Exercise instructions
Go through each line of the records below and count those with the word "气温较高". Give only the count.

Stored data
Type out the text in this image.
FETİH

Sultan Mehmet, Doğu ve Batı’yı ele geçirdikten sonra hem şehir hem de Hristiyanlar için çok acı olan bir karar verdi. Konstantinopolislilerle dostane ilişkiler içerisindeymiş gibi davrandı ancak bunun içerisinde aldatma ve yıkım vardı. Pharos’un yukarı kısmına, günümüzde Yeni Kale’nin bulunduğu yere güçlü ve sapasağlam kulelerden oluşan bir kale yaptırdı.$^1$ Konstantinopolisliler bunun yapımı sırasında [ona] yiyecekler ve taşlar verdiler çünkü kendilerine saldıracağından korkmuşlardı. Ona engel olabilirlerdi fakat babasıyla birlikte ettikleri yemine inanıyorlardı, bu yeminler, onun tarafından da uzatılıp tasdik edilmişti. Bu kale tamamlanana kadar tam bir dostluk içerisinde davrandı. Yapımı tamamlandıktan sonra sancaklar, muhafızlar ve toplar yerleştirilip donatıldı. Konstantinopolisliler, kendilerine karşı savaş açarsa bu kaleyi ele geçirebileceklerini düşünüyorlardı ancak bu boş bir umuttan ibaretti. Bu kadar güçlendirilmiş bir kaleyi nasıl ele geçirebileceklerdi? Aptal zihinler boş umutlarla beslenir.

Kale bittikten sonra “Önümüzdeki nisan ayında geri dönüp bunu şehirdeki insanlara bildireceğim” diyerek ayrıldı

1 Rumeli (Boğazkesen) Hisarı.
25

--

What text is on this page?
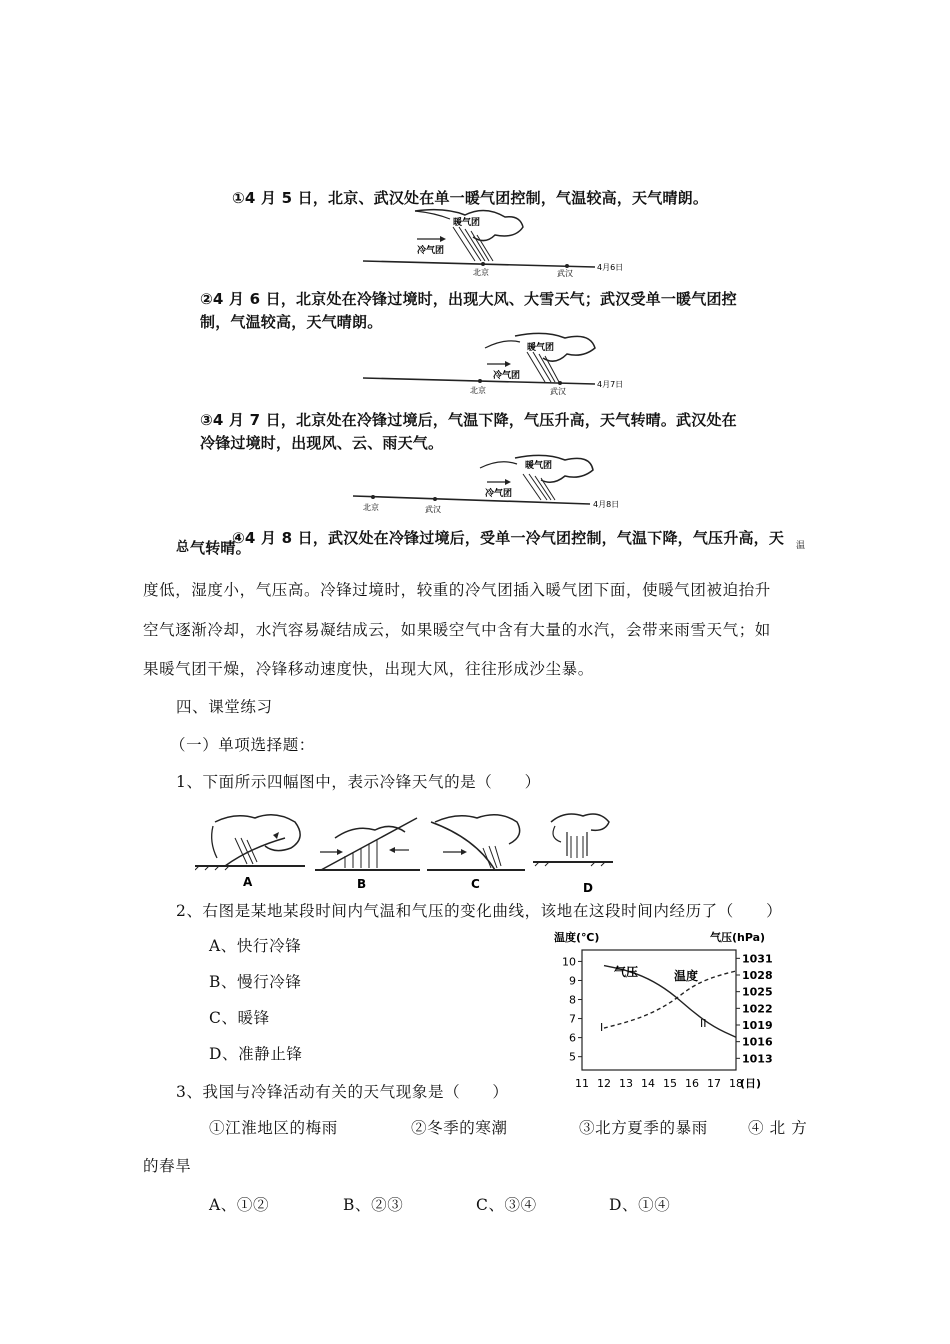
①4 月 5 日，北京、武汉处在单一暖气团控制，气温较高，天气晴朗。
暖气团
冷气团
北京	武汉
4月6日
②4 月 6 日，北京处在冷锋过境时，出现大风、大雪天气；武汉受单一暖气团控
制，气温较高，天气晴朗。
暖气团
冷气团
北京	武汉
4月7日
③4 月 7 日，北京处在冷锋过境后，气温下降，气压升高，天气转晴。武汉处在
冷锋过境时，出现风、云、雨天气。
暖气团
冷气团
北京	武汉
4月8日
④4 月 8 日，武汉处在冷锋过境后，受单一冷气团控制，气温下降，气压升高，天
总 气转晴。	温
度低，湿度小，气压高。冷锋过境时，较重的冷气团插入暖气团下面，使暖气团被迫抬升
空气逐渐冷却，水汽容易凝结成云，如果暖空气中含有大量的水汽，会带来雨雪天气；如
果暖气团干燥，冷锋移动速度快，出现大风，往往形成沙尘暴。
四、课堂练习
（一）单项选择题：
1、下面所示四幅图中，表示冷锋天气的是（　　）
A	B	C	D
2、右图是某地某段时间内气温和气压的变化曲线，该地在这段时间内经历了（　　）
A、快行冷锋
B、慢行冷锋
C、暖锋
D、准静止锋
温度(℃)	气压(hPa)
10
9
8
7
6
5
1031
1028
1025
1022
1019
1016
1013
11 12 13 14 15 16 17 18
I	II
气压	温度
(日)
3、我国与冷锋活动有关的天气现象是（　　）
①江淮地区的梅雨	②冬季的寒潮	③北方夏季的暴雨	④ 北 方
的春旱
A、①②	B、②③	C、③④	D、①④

Output
2